Without further comment, state how many lines in the listing below contain the word "Compulsive".

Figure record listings
>> BEGIN
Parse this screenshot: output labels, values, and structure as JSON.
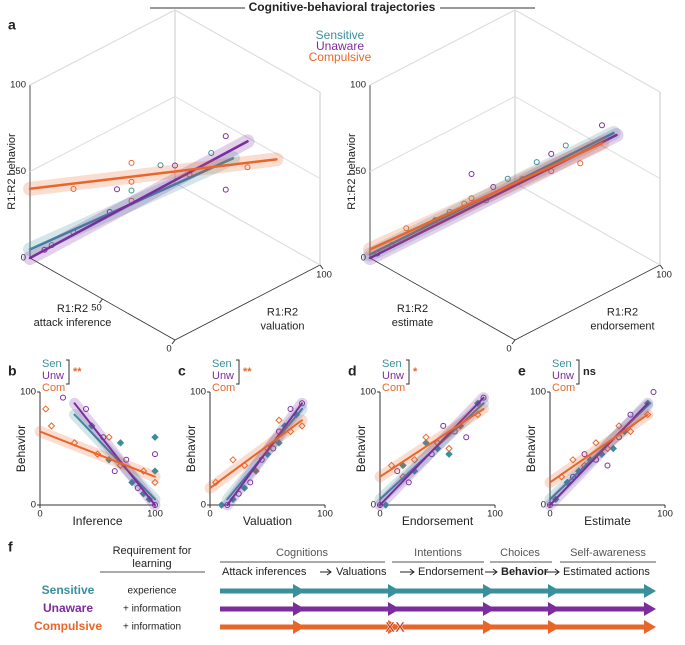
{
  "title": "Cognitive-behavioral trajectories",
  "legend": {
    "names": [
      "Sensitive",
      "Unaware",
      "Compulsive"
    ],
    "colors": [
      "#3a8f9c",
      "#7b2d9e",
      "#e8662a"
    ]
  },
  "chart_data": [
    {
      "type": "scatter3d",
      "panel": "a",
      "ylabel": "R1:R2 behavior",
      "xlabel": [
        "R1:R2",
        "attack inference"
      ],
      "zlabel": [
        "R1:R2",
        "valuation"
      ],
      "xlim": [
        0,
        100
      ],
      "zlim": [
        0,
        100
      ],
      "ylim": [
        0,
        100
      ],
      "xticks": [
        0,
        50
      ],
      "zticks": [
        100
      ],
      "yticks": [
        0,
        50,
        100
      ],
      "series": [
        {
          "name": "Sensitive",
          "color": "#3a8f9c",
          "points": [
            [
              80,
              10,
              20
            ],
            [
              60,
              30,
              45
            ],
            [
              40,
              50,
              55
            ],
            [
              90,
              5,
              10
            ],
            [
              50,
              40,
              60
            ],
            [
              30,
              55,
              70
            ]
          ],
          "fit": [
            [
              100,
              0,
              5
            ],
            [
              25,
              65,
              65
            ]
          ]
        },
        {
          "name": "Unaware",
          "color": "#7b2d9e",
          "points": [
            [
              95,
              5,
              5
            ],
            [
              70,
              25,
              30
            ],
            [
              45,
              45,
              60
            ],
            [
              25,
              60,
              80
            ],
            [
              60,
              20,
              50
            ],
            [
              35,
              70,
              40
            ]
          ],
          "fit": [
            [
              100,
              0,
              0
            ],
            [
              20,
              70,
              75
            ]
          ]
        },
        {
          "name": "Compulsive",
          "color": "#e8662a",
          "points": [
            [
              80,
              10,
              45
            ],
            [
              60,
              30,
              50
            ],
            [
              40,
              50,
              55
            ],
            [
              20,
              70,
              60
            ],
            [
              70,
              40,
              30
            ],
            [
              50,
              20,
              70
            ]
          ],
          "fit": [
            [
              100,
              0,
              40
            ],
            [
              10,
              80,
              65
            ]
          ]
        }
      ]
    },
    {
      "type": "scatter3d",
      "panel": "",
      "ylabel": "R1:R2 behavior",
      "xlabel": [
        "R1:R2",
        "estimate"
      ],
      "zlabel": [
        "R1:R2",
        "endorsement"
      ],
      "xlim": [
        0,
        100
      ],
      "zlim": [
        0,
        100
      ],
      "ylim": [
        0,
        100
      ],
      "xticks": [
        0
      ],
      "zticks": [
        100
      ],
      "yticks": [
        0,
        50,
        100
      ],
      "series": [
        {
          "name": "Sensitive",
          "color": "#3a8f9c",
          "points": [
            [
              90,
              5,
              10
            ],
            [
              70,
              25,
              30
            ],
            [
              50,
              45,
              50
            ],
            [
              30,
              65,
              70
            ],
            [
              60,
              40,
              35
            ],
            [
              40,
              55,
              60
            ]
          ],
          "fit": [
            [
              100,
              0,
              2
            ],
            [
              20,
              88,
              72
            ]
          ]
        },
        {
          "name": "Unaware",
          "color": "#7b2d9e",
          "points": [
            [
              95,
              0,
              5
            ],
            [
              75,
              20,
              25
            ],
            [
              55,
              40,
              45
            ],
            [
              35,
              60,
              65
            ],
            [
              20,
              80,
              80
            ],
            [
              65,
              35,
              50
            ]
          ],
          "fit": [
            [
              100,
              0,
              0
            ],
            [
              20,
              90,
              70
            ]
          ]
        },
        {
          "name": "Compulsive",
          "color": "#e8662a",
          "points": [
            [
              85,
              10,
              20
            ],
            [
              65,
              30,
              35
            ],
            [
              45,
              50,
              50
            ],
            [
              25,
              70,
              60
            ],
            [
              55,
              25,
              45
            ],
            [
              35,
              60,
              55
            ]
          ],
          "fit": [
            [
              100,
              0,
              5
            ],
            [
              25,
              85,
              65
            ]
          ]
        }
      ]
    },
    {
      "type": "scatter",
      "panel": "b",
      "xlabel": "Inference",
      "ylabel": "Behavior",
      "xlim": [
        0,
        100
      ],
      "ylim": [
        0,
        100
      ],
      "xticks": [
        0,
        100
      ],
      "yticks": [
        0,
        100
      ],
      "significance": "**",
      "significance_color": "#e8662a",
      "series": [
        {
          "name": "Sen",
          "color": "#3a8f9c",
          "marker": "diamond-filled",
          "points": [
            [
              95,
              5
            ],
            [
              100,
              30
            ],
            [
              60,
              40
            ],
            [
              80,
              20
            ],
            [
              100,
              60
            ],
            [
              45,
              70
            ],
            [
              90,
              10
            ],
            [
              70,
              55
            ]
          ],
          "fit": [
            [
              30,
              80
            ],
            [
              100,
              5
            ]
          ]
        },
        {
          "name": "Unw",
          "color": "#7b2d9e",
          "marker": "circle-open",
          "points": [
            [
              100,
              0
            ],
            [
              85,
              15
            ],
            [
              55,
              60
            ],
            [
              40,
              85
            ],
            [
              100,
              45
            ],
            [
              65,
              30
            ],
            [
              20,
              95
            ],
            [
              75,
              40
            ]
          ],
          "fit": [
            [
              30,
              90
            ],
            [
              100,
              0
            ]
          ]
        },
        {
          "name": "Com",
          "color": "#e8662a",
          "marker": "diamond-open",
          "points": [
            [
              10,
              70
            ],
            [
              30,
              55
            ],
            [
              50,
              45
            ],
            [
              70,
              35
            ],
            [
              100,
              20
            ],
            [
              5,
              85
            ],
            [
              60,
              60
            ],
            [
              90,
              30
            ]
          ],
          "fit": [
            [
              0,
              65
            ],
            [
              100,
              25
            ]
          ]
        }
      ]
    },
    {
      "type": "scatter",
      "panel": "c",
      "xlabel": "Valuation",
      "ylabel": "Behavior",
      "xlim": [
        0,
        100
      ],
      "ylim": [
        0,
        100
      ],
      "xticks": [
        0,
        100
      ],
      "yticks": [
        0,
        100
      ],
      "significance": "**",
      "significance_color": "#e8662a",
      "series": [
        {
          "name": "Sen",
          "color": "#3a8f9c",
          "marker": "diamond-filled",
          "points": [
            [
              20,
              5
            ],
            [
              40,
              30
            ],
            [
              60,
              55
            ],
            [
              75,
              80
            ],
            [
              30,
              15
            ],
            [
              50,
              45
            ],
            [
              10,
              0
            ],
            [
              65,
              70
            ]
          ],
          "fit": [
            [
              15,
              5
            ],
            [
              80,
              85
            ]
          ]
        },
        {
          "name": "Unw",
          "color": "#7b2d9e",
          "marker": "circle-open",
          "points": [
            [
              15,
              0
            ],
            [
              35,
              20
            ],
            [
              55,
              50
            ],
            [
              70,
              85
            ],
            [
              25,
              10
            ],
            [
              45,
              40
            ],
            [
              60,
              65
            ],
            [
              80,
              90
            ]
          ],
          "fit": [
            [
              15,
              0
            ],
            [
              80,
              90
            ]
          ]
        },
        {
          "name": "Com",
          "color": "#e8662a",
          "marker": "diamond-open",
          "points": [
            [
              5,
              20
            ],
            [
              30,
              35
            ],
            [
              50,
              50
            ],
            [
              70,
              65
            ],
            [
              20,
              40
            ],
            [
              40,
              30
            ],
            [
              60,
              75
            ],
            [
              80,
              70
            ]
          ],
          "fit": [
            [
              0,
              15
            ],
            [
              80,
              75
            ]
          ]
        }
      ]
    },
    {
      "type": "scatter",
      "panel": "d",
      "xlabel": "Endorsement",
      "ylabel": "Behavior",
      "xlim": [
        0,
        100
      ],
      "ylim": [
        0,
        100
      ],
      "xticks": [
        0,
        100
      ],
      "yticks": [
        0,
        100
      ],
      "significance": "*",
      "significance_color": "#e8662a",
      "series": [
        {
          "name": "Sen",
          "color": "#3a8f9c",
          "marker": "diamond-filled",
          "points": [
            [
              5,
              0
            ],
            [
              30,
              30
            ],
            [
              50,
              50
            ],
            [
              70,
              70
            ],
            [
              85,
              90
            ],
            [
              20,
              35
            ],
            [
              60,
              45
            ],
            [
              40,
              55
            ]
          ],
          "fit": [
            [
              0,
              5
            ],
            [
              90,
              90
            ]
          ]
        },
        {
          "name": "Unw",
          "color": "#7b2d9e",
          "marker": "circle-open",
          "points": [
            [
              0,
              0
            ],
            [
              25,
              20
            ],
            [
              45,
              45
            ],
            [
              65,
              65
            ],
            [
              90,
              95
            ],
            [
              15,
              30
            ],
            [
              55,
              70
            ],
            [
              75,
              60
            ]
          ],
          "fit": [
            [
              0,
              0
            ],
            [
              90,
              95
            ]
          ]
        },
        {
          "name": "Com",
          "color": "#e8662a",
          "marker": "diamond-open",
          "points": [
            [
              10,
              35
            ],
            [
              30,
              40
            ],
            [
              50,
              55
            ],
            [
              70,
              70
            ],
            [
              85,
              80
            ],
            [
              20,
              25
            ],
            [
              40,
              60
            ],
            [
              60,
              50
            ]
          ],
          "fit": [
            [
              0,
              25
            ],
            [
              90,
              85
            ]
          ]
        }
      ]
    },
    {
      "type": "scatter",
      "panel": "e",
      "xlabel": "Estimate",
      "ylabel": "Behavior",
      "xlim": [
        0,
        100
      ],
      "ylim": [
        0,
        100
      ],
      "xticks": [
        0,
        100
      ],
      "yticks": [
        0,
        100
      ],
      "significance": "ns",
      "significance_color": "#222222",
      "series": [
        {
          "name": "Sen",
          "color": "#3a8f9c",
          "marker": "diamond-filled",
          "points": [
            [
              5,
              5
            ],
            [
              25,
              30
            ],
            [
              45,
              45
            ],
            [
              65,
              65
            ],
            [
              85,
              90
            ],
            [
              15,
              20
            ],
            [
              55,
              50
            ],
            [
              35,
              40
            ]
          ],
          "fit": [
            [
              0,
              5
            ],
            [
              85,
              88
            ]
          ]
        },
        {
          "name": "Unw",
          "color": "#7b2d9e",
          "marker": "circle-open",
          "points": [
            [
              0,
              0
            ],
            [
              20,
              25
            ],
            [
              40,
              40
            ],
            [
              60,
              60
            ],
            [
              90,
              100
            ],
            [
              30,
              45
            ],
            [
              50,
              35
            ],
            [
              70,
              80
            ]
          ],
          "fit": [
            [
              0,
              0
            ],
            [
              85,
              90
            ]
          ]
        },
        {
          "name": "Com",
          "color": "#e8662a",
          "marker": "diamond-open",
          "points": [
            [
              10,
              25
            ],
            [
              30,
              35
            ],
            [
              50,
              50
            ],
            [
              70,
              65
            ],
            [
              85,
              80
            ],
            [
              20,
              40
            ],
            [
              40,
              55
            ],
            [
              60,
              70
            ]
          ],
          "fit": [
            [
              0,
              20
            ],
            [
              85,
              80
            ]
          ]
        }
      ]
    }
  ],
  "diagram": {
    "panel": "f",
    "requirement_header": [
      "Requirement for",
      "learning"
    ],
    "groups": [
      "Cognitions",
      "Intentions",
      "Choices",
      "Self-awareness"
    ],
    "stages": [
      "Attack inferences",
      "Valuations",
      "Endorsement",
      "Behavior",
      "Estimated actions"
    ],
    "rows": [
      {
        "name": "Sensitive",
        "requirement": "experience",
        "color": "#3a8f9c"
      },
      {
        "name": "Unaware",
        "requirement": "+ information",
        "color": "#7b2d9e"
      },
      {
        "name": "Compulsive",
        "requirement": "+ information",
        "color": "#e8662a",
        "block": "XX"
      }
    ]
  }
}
>> END
>> BEGIN
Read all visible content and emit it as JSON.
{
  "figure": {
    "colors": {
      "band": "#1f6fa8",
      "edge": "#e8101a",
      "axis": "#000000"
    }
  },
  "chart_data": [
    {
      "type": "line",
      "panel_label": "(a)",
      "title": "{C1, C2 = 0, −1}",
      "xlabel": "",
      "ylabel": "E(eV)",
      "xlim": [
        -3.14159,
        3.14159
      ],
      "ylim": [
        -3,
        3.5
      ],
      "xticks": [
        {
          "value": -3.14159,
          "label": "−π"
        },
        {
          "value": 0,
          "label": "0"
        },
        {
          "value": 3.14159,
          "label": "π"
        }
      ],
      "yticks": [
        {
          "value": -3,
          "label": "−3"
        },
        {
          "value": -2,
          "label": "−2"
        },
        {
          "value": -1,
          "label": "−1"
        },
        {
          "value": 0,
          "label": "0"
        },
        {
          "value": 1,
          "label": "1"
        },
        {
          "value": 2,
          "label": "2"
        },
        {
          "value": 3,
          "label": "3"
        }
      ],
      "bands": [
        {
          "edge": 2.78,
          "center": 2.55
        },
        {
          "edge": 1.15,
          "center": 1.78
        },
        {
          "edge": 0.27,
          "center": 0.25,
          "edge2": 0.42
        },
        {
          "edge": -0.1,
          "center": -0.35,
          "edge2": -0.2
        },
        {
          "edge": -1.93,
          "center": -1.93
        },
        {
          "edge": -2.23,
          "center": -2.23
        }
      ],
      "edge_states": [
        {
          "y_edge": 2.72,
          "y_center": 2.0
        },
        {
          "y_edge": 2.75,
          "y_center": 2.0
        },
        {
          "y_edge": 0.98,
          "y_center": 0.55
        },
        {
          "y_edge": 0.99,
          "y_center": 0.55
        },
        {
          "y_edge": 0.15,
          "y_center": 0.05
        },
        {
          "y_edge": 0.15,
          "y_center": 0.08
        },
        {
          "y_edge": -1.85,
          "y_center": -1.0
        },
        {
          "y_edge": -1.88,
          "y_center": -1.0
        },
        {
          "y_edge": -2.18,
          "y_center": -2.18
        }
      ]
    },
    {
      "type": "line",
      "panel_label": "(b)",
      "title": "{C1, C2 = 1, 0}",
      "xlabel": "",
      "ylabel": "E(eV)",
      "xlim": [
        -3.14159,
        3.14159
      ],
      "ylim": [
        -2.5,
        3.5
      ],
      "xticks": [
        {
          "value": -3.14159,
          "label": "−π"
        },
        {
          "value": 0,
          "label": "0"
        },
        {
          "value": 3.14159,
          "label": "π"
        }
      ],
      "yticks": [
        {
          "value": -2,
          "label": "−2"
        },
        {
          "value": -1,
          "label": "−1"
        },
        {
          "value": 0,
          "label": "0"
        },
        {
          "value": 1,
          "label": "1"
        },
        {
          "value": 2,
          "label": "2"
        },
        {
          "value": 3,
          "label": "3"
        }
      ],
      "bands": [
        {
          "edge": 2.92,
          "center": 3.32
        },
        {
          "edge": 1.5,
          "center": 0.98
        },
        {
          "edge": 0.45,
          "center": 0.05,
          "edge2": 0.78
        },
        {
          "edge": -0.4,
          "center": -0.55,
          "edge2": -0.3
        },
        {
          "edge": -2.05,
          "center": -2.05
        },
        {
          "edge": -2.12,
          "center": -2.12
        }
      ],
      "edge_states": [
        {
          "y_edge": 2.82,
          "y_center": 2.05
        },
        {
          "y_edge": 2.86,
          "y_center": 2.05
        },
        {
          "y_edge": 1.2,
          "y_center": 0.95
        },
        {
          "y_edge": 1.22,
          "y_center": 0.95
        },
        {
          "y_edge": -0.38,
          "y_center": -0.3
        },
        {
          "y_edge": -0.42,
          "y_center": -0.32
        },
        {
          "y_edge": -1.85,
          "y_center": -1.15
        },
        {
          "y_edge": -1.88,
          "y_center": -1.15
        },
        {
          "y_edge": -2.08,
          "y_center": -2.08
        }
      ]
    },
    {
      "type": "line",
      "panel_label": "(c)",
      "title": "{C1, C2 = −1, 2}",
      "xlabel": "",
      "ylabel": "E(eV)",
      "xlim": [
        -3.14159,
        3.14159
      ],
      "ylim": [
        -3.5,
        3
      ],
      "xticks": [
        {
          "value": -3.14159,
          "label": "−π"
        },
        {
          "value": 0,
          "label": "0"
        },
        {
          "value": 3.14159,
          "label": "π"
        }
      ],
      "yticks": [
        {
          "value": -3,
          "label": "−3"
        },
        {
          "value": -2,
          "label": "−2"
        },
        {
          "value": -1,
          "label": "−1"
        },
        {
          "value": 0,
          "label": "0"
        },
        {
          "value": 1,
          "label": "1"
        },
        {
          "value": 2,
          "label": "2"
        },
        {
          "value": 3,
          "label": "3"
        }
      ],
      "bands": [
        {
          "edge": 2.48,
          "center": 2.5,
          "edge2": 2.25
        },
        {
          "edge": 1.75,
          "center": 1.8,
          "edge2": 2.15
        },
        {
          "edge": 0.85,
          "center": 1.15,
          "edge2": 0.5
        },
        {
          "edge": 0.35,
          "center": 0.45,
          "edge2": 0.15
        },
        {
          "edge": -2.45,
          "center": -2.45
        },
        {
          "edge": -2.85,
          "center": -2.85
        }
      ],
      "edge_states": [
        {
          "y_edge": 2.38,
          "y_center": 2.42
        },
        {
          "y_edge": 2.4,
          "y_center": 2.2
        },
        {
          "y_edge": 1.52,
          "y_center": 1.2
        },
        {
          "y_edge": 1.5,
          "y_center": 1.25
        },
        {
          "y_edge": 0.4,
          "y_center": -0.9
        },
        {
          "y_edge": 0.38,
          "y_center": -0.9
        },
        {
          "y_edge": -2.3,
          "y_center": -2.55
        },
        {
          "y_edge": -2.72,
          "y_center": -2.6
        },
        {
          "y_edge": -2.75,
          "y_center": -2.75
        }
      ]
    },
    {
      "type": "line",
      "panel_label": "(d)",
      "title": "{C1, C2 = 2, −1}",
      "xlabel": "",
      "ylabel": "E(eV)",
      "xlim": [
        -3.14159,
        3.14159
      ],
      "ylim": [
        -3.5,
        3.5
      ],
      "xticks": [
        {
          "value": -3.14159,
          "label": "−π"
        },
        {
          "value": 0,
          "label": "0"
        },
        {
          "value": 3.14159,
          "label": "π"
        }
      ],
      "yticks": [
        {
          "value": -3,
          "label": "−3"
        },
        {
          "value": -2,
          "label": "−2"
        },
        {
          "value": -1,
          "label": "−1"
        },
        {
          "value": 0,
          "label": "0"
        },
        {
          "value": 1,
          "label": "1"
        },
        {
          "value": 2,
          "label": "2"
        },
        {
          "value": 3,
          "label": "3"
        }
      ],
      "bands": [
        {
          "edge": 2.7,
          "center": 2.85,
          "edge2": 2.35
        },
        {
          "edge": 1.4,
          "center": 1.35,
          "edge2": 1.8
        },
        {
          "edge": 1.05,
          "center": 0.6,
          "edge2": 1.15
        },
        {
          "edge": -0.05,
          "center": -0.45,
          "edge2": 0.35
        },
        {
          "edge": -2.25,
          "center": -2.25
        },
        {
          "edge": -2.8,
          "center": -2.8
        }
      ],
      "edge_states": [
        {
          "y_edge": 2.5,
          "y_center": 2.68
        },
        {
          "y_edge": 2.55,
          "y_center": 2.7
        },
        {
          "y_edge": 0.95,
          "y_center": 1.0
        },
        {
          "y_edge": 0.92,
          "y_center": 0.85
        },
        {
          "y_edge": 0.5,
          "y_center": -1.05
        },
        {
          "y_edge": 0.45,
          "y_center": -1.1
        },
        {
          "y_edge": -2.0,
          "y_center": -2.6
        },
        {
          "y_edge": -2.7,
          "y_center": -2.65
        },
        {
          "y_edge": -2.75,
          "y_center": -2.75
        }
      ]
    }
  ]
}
>> END
● Finished task
4